[What is expected] Write out the material again word for word, dropping any images it holds.

[Exercise material]
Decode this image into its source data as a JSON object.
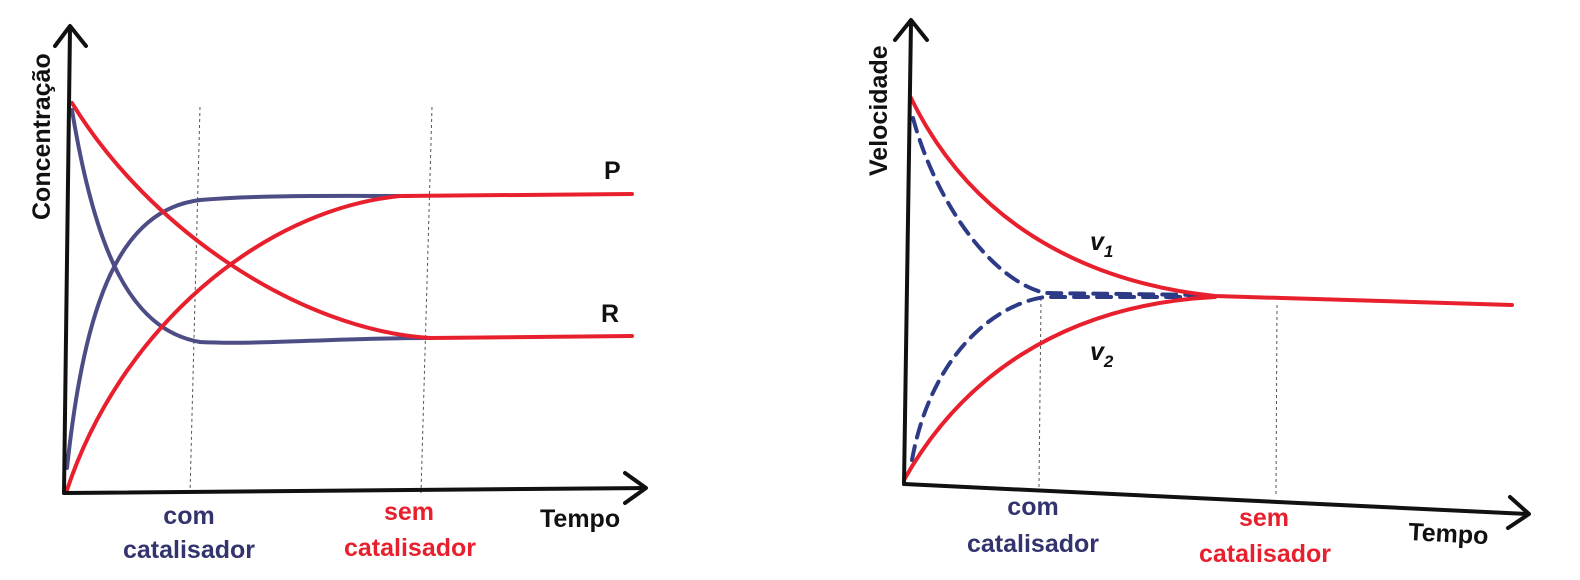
{
  "colors": {
    "with_catalyst": "#4d4d86",
    "without_catalyst": "#e8202e",
    "axis": "#111111"
  },
  "chart_data": [
    {
      "type": "line",
      "ylabel": "Concentração",
      "xlabel": "Tempo",
      "grid": false,
      "annotations": {
        "with_catalyst_line1": "com",
        "with_catalyst_line2": "catalisador",
        "without_catalyst_line1": "sem",
        "without_catalyst_line2": "catalisador"
      },
      "x_range": [
        0,
        10
      ],
      "y_range": [
        0,
        10
      ],
      "marker_times": {
        "with_catalyst": 2.2,
        "without_catalyst": 6.2
      },
      "series": [
        {
          "name": "P",
          "catalyst": "without",
          "x": [
            0,
            1,
            2,
            3,
            4,
            5,
            6,
            7,
            8,
            9,
            10
          ],
          "values": [
            0,
            3.4,
            5.2,
            6.3,
            7.0,
            7.5,
            7.7,
            7.7,
            7.7,
            7.7,
            7.7
          ]
        },
        {
          "name": "R",
          "catalyst": "without",
          "x": [
            0,
            1,
            2,
            3,
            4,
            5,
            6,
            7,
            8,
            9,
            10
          ],
          "values": [
            10,
            7.0,
            5.2,
            4.3,
            3.7,
            3.4,
            3.2,
            3.2,
            3.2,
            3.2,
            3.2
          ]
        },
        {
          "name": "P",
          "catalyst": "with",
          "x": [
            0,
            0.5,
            1,
            1.5,
            2,
            2.5,
            3,
            4,
            5,
            6
          ],
          "values": [
            0,
            4.5,
            6.4,
            7.2,
            7.6,
            7.7,
            7.7,
            7.7,
            7.7,
            7.7
          ]
        },
        {
          "name": "R",
          "catalyst": "with",
          "x": [
            0,
            0.5,
            1,
            1.5,
            2,
            2.5,
            3,
            4,
            5,
            6
          ],
          "values": [
            10,
            6.0,
            4.2,
            3.5,
            3.2,
            3.2,
            3.2,
            3.2,
            3.2,
            3.2
          ]
        }
      ]
    },
    {
      "type": "line",
      "ylabel": "Velocidade",
      "xlabel": "Tempo",
      "grid": false,
      "annotations": {
        "with_catalyst_line1": "com",
        "with_catalyst_line2": "catalisador",
        "without_catalyst_line1": "sem",
        "without_catalyst_line2": "catalisador"
      },
      "x_range": [
        0,
        10
      ],
      "y_range": [
        0,
        10
      ],
      "marker_times": {
        "with_catalyst": 2.2,
        "without_catalyst": 6.2
      },
      "series": [
        {
          "name": "v",
          "subscript": "1",
          "catalyst": "without",
          "style": "solid",
          "x": [
            0,
            1,
            2,
            3,
            4,
            5,
            6,
            7,
            8,
            10
          ],
          "values": [
            10,
            6.8,
            5.0,
            4.1,
            3.6,
            3.3,
            3.2,
            3.2,
            3.2,
            3.2
          ]
        },
        {
          "name": "v",
          "subscript": "2",
          "catalyst": "without",
          "style": "solid",
          "x": [
            0,
            1,
            2,
            3,
            4,
            5,
            6,
            7,
            8,
            10
          ],
          "values": [
            0,
            1.5,
            2.3,
            2.7,
            2.9,
            3.0,
            3.1,
            3.2,
            3.2,
            3.2
          ]
        },
        {
          "name": "v1",
          "catalyst": "with",
          "style": "dashed",
          "x": [
            0,
            0.5,
            1,
            1.5,
            2,
            3,
            4,
            5.5
          ],
          "values": [
            10,
            6.5,
            4.6,
            3.7,
            3.3,
            3.2,
            3.2,
            3.2
          ]
        },
        {
          "name": "v2",
          "catalyst": "with",
          "style": "dashed",
          "x": [
            0,
            0.5,
            1,
            1.5,
            2,
            3,
            4,
            5.5
          ],
          "values": [
            0,
            1.9,
            2.7,
            3.0,
            3.1,
            3.2,
            3.2,
            3.2
          ]
        }
      ]
    }
  ]
}
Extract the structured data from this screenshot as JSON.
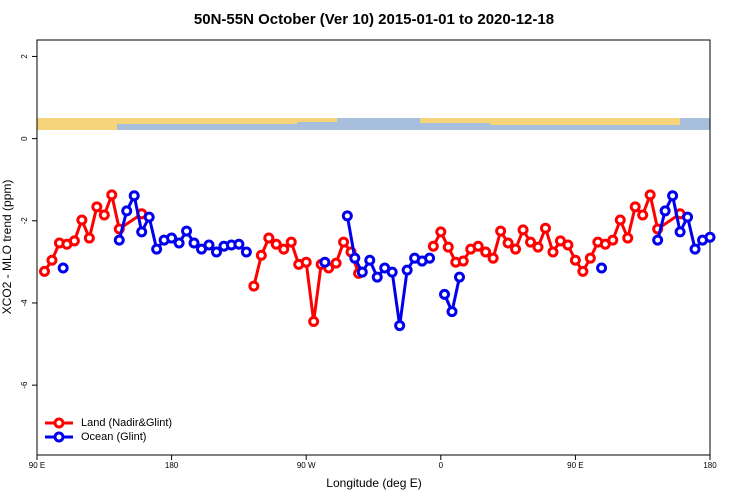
{
  "chart_data": {
    "type": "line",
    "title": "50N-55N October (Ver 10)   2015-01-01 to 2020-12-18",
    "x_label": "Longitude (deg E)",
    "y_label": "XCO2 - MLO trend (ppm)",
    "xlim": [
      90,
      540
    ],
    "xticks": [
      {
        "value": 90,
        "label": "90 E"
      },
      180,
      {
        "value": 270,
        "label": "90 W"
      },
      {
        "value": 360,
        "label": "0"
      },
      {
        "value": 450,
        "label": "90 E"
      },
      {
        "value": 540,
        "label": "180"
      }
    ],
    "ylim": [
      -7.7,
      2.4
    ],
    "yticks": [
      2,
      0,
      -2,
      -4,
      -6
    ],
    "legend": "bottomleft",
    "series": [
      {
        "name": "Land (Nadir&Glint)",
        "color": "#ff0000",
        "x": [
          95,
          100,
          105,
          110,
          115,
          120,
          125,
          130,
          135,
          140,
          145,
          160,
          165,
          235,
          240,
          245,
          250,
          255,
          260,
          265,
          270,
          275,
          280,
          285,
          290,
          295,
          300,
          305,
          310,
          355,
          360,
          365,
          370,
          375,
          380,
          385,
          390,
          395,
          400,
          405,
          410,
          415,
          420,
          425,
          430,
          435,
          440,
          445,
          450,
          455,
          460,
          465,
          470,
          475,
          480,
          485,
          490,
          495,
          500,
          505,
          520
        ],
        "values": [
          -3.23,
          -2.96,
          -2.54,
          -2.57,
          -2.49,
          -1.98,
          -2.42,
          -1.66,
          -1.86,
          -1.37,
          -2.2,
          -1.83,
          null,
          -3.59,
          -2.84,
          -2.42,
          -2.57,
          -2.69,
          -2.52,
          -3.06,
          -3.01,
          -4.45,
          -3.06,
          -3.15,
          -3.03,
          -2.52,
          -2.76,
          -3.28,
          null,
          -2.62,
          -2.27,
          -2.64,
          -3.01,
          -2.98,
          -2.69,
          -2.62,
          -2.76,
          -2.91,
          -2.25,
          -2.54,
          -2.69,
          -2.22,
          -2.52,
          -2.64,
          -2.18,
          -2.76,
          -2.49,
          -2.59,
          -2.96,
          -3.23,
          -2.91,
          -2.52,
          -2.57,
          -2.47,
          -1.98,
          -2.42,
          -1.66,
          -1.86,
          -1.37,
          -2.2,
          -1.83
        ]
      },
      {
        "name": "Ocean (Glint)",
        "color": "#0000ee",
        "x": [
          107.5,
          112.5,
          145,
          150,
          155,
          160,
          165,
          170,
          175,
          180,
          185,
          190,
          195,
          200,
          205,
          210,
          215,
          220,
          225,
          230,
          235,
          282.5,
          287.5,
          297.5,
          302.5,
          307.5,
          312.5,
          317.5,
          322.5,
          327.5,
          332.5,
          337.5,
          342.5,
          347.5,
          352.5,
          357.5,
          362.5,
          367.5,
          372.5,
          377.5,
          467.5,
          472.5,
          505,
          510,
          515,
          520,
          525,
          530,
          535,
          540
        ],
        "values": [
          -3.15,
          null,
          -2.47,
          -1.76,
          -1.39,
          -2.27,
          -1.91,
          -2.69,
          -2.47,
          -2.42,
          -2.54,
          -2.25,
          -2.54,
          -2.69,
          -2.59,
          -2.76,
          -2.62,
          -2.59,
          -2.57,
          -2.76,
          null,
          -3.01,
          null,
          -1.88,
          -2.91,
          -3.25,
          -2.96,
          -3.37,
          -3.15,
          -3.25,
          -4.55,
          -3.2,
          -2.91,
          -2.98,
          -2.91,
          null,
          -3.79,
          -4.21,
          -3.37,
          null,
          -3.15,
          null,
          -2.47,
          -1.76,
          -1.39,
          -2.27,
          -1.91,
          -2.69,
          -2.47,
          -2.4
        ]
      }
    ]
  }
}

[Reply to the task]
Decode this image into its source data as a JSON object.
{
  "colors": {
    "with_catalyst": "#4d4d86",
    "without_catalyst": "#e8202e",
    "axis": "#111111"
  },
  "chart_data": [
    {
      "type": "line",
      "ylabel": "Concentração",
      "xlabel": "Tempo",
      "grid": false,
      "annotations": {
        "with_catalyst_line1": "com",
        "with_catalyst_line2": "catalisador",
        "without_catalyst_line1": "sem",
        "without_catalyst_line2": "catalisador"
      },
      "x_range": [
        0,
        10
      ],
      "y_range": [
        0,
        10
      ],
      "marker_times": {
        "with_catalyst": 2.2,
        "without_catalyst": 6.2
      },
      "series": [
        {
          "name": "P",
          "catalyst": "without",
          "x": [
            0,
            1,
            2,
            3,
            4,
            5,
            6,
            7,
            8,
            9,
            10
          ],
          "values": [
            0,
            3.4,
            5.2,
            6.3,
            7.0,
            7.5,
            7.7,
            7.7,
            7.7,
            7.7,
            7.7
          ]
        },
        {
          "name": "R",
          "catalyst": "without",
          "x": [
            0,
            1,
            2,
            3,
            4,
            5,
            6,
            7,
            8,
            9,
            10
          ],
          "values": [
            10,
            7.0,
            5.2,
            4.3,
            3.7,
            3.4,
            3.2,
            3.2,
            3.2,
            3.2,
            3.2
          ]
        },
        {
          "name": "P",
          "catalyst": "with",
          "x": [
            0,
            0.5,
            1,
            1.5,
            2,
            2.5,
            3,
            4,
            5,
            6
          ],
          "values": [
            0,
            4.5,
            6.4,
            7.2,
            7.6,
            7.7,
            7.7,
            7.7,
            7.7,
            7.7
          ]
        },
        {
          "name": "R",
          "catalyst": "with",
          "x": [
            0,
            0.5,
            1,
            1.5,
            2,
            2.5,
            3,
            4,
            5,
            6
          ],
          "values": [
            10,
            6.0,
            4.2,
            3.5,
            3.2,
            3.2,
            3.2,
            3.2,
            3.2,
            3.2
          ]
        }
      ]
    },
    {
      "type": "line",
      "ylabel": "Velocidade",
      "xlabel": "Tempo",
      "grid": false,
      "annotations": {
        "with_catalyst_line1": "com",
        "with_catalyst_line2": "catalisador",
        "without_catalyst_line1": "sem",
        "without_catalyst_line2": "catalisador"
      },
      "x_range": [
        0,
        10
      ],
      "y_range": [
        0,
        10
      ],
      "marker_times": {
        "with_catalyst": 2.2,
        "without_catalyst": 6.2
      },
      "series": [
        {
          "name": "v",
          "subscript": "1",
          "catalyst": "without",
          "style": "solid",
          "x": [
            0,
            1,
            2,
            3,
            4,
            5,
            6,
            7,
            8,
            10
          ],
          "values": [
            10,
            6.8,
            5.0,
            4.1,
            3.6,
            3.3,
            3.2,
            3.2,
            3.2,
            3.2
          ]
        },
        {
          "name": "v",
          "subscript": "2",
          "catalyst": "without",
          "style": "solid",
          "x": [
            0,
            1,
            2,
            3,
            4,
            5,
            6,
            7,
            8,
            10
          ],
          "values": [
            0,
            1.5,
            2.3,
            2.7,
            2.9,
            3.0,
            3.1,
            3.2,
            3.2,
            3.2
          ]
        },
        {
          "name": "v1",
          "catalyst": "with",
          "style": "dashed",
          "x": [
            0,
            0.5,
            1,
            1.5,
            2,
            3,
            4,
            5.5
          ],
          "values": [
            10,
            6.5,
            4.6,
            3.7,
            3.3,
            3.2,
            3.2,
            3.2
          ]
        },
        {
          "name": "v2",
          "catalyst": "with",
          "style": "dashed",
          "x": [
            0,
            0.5,
            1,
            1.5,
            2,
            3,
            4,
            5.5
          ],
          "values": [
            0,
            1.9,
            2.7,
            3.0,
            3.1,
            3.2,
            3.2,
            3.2
          ]
        }
      ]
    }
  ]
}
Extract the structured data from this screenshot as JSON.
{
  "chart_data": {
    "type": "line",
    "title": "50N-55N October (Ver 10)   2015-01-01 to 2020-12-18",
    "x_label": "Longitude (deg E)",
    "y_label": "XCO2 - MLO trend (ppm)",
    "xlim": [
      90,
      540
    ],
    "xticks": [
      {
        "value": 90,
        "label": "90 E"
      },
      180,
      {
        "value": 270,
        "label": "90 W"
      },
      {
        "value": 360,
        "label": "0"
      },
      {
        "value": 450,
        "label": "90 E"
      },
      {
        "value": 540,
        "label": "180"
      }
    ],
    "ylim": [
      -7.7,
      2.4
    ],
    "yticks": [
      2,
      0,
      -2,
      -4,
      -6
    ],
    "legend": "bottomleft",
    "series": [
      {
        "name": "Land (Nadir&Glint)",
        "color": "#ff0000",
        "x": [
          95,
          100,
          105,
          110,
          115,
          120,
          125,
          130,
          135,
          140,
          145,
          160,
          165,
          235,
          240,
          245,
          250,
          255,
          260,
          265,
          270,
          275,
          280,
          285,
          290,
          295,
          300,
          305,
          310,
          355,
          360,
          365,
          370,
          375,
          380,
          385,
          390,
          395,
          400,
          405,
          410,
          415,
          420,
          425,
          430,
          435,
          440,
          445,
          450,
          455,
          460,
          465,
          470,
          475,
          480,
          485,
          490,
          495,
          500,
          505,
          520
        ],
        "values": [
          -3.23,
          -2.96,
          -2.54,
          -2.57,
          -2.49,
          -1.98,
          -2.42,
          -1.66,
          -1.86,
          -1.37,
          -2.2,
          -1.83,
          null,
          -3.59,
          -2.84,
          -2.42,
          -2.57,
          -2.69,
          -2.52,
          -3.06,
          -3.01,
          -4.45,
          -3.06,
          -3.15,
          -3.03,
          -2.52,
          -2.76,
          -3.28,
          null,
          -2.62,
          -2.27,
          -2.64,
          -3.01,
          -2.98,
          -2.69,
          -2.62,
          -2.76,
          -2.91,
          -2.25,
          -2.54,
          -2.69,
          -2.22,
          -2.52,
          -2.64,
          -2.18,
          -2.76,
          -2.49,
          -2.59,
          -2.96,
          -3.23,
          -2.91,
          -2.52,
          -2.57,
          -2.47,
          -1.98,
          -2.42,
          -1.66,
          -1.86,
          -1.37,
          -2.2,
          -1.83
        ]
      },
      {
        "name": "Ocean (Glint)",
        "color": "#0000ee",
        "x": [
          107.5,
          112.5,
          145,
          150,
          155,
          160,
          165,
          170,
          175,
          180,
          185,
          190,
          195,
          200,
          205,
          210,
          215,
          220,
          225,
          230,
          235,
          282.5,
          287.5,
          297.5,
          302.5,
          307.5,
          312.5,
          317.5,
          322.5,
          327.5,
          332.5,
          337.5,
          342.5,
          347.5,
          352.5,
          357.5,
          362.5,
          367.5,
          372.5,
          377.5,
          467.5,
          472.5,
          505,
          510,
          515,
          520,
          525,
          530,
          535,
          540
        ],
        "values": [
          -3.15,
          null,
          -2.47,
          -1.76,
          -1.39,
          -2.27,
          -1.91,
          -2.69,
          -2.47,
          -2.42,
          -2.54,
          -2.25,
          -2.54,
          -2.69,
          -2.59,
          -2.76,
          -2.62,
          -2.59,
          -2.57,
          -2.76,
          null,
          -3.01,
          null,
          -1.88,
          -2.91,
          -3.25,
          -2.96,
          -3.37,
          -3.15,
          -3.25,
          -4.55,
          -3.2,
          -2.91,
          -2.98,
          -2.91,
          null,
          -3.79,
          -4.21,
          -3.37,
          null,
          -3.15,
          null,
          -2.47,
          -1.76,
          -1.39,
          -2.27,
          -1.91,
          -2.69,
          -2.47,
          -2.4
        ]
      }
    ]
  }
}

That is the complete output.